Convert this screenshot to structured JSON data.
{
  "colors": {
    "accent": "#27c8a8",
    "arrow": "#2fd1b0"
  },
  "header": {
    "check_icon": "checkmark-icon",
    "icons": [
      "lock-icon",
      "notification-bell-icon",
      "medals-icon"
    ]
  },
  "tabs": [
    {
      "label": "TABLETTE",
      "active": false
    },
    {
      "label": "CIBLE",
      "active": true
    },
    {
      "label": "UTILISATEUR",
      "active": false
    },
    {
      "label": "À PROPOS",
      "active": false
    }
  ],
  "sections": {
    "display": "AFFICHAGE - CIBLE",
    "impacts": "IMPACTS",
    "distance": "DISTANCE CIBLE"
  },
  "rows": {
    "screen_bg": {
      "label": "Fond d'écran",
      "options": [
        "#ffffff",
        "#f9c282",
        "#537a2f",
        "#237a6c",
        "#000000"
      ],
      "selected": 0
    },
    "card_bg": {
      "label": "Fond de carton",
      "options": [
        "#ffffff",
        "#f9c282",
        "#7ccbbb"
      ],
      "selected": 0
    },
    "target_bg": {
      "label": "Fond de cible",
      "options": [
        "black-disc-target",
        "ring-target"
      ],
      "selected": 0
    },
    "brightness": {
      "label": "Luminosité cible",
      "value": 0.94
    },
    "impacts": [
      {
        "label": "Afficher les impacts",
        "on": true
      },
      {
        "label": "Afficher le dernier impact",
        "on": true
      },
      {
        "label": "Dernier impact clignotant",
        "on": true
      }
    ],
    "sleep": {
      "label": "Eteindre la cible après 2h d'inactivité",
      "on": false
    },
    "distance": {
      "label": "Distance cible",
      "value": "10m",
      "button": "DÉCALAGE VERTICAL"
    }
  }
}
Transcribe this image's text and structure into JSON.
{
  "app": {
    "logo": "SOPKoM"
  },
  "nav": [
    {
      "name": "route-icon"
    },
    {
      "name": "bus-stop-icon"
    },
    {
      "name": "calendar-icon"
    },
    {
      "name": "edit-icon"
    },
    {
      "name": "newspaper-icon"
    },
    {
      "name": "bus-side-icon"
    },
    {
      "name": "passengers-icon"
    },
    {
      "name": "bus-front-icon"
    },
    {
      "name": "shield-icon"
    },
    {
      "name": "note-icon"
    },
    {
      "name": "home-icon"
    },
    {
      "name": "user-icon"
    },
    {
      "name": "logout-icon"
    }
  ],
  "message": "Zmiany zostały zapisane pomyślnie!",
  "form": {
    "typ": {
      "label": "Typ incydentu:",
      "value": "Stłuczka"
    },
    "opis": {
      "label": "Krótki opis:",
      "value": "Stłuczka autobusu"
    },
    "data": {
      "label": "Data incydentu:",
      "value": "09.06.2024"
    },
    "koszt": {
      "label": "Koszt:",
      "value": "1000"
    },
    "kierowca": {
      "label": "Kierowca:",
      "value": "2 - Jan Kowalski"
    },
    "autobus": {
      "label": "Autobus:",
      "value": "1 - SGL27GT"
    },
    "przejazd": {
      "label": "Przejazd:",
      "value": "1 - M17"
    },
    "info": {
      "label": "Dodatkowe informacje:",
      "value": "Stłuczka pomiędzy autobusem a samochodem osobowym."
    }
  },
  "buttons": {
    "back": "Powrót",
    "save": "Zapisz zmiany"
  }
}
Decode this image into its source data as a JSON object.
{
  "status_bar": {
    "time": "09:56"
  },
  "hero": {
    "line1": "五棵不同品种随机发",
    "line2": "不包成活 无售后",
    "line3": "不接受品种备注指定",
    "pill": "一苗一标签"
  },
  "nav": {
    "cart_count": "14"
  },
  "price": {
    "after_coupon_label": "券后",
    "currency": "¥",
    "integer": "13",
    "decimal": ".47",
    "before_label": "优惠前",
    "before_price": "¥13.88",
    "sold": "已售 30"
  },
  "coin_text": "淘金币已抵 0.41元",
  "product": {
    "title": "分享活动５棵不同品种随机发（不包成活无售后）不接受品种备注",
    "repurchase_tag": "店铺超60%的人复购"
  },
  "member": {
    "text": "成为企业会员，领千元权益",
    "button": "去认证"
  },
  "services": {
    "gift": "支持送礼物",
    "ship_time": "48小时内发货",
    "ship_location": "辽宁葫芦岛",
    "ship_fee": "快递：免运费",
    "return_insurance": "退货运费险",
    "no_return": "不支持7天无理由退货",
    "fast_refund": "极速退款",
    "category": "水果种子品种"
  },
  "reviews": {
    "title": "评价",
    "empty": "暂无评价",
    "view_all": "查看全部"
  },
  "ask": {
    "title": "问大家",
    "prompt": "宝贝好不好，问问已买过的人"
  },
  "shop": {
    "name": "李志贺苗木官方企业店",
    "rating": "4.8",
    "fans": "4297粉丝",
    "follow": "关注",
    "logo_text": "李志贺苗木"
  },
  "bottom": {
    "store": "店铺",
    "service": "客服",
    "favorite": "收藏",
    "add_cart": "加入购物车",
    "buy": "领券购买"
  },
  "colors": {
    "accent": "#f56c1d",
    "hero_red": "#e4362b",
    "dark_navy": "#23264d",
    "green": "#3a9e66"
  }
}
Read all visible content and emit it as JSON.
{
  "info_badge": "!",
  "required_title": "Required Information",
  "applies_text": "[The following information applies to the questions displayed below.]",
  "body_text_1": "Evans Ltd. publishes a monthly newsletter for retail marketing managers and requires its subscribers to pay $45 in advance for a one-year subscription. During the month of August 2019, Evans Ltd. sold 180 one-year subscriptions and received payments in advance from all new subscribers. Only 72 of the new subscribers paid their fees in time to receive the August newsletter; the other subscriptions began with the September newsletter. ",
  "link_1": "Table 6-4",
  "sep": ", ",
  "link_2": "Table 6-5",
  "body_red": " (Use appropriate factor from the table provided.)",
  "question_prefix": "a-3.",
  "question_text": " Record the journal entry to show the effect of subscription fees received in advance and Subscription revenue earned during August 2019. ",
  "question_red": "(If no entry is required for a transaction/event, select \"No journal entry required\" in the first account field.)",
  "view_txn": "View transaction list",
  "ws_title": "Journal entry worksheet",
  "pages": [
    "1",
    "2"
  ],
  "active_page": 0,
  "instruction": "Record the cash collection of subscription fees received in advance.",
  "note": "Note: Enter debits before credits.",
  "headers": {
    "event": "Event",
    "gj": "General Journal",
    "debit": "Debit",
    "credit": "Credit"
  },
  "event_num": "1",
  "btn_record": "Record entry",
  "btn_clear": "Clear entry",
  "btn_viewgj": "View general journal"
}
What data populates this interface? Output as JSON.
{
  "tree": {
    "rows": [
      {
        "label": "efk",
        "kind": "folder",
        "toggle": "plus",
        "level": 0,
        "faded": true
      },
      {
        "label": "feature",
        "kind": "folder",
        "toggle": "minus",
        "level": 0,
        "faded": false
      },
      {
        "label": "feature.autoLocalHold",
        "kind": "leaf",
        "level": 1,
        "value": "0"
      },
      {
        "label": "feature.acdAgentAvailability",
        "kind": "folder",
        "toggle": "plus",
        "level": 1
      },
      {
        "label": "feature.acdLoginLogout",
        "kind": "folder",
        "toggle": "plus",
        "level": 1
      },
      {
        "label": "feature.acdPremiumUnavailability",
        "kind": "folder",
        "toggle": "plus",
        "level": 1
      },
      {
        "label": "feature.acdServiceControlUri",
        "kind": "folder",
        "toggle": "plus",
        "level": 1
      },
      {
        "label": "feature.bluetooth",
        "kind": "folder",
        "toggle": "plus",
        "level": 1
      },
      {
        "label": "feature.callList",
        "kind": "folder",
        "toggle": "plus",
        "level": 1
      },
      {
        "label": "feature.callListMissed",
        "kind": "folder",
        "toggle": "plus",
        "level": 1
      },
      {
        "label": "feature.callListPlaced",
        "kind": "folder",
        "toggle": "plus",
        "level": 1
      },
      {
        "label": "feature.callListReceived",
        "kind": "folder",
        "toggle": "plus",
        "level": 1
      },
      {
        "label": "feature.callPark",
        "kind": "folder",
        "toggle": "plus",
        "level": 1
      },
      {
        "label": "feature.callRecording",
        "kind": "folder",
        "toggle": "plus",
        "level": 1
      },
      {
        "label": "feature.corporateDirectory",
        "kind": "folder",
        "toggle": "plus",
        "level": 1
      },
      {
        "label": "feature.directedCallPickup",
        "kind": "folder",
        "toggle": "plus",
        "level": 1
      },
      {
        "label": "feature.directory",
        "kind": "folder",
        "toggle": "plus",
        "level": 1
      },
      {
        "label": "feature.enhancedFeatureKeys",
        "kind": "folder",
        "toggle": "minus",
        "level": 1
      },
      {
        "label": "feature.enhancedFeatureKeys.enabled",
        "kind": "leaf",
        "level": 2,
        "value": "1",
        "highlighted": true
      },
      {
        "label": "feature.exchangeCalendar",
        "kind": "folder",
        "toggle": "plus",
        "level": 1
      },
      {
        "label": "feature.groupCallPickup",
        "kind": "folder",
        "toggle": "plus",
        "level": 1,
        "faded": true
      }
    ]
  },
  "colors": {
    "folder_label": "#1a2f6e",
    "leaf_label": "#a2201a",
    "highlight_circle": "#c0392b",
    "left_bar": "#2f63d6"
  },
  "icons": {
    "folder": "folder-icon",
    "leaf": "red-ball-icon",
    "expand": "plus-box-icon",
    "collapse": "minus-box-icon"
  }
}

▶ _GIVEN EXERCISE_
Copy each line of the data that contains the word "JSON".

▶ _THE ANSWER_
Convert this screenshot to structured JSON data.
Transcribe this image's text and structure into JSON.
Decode this image into its source data as a JSON object.
Read all visible content and emit it as JSON.
What data populates this interface? Output as JSON.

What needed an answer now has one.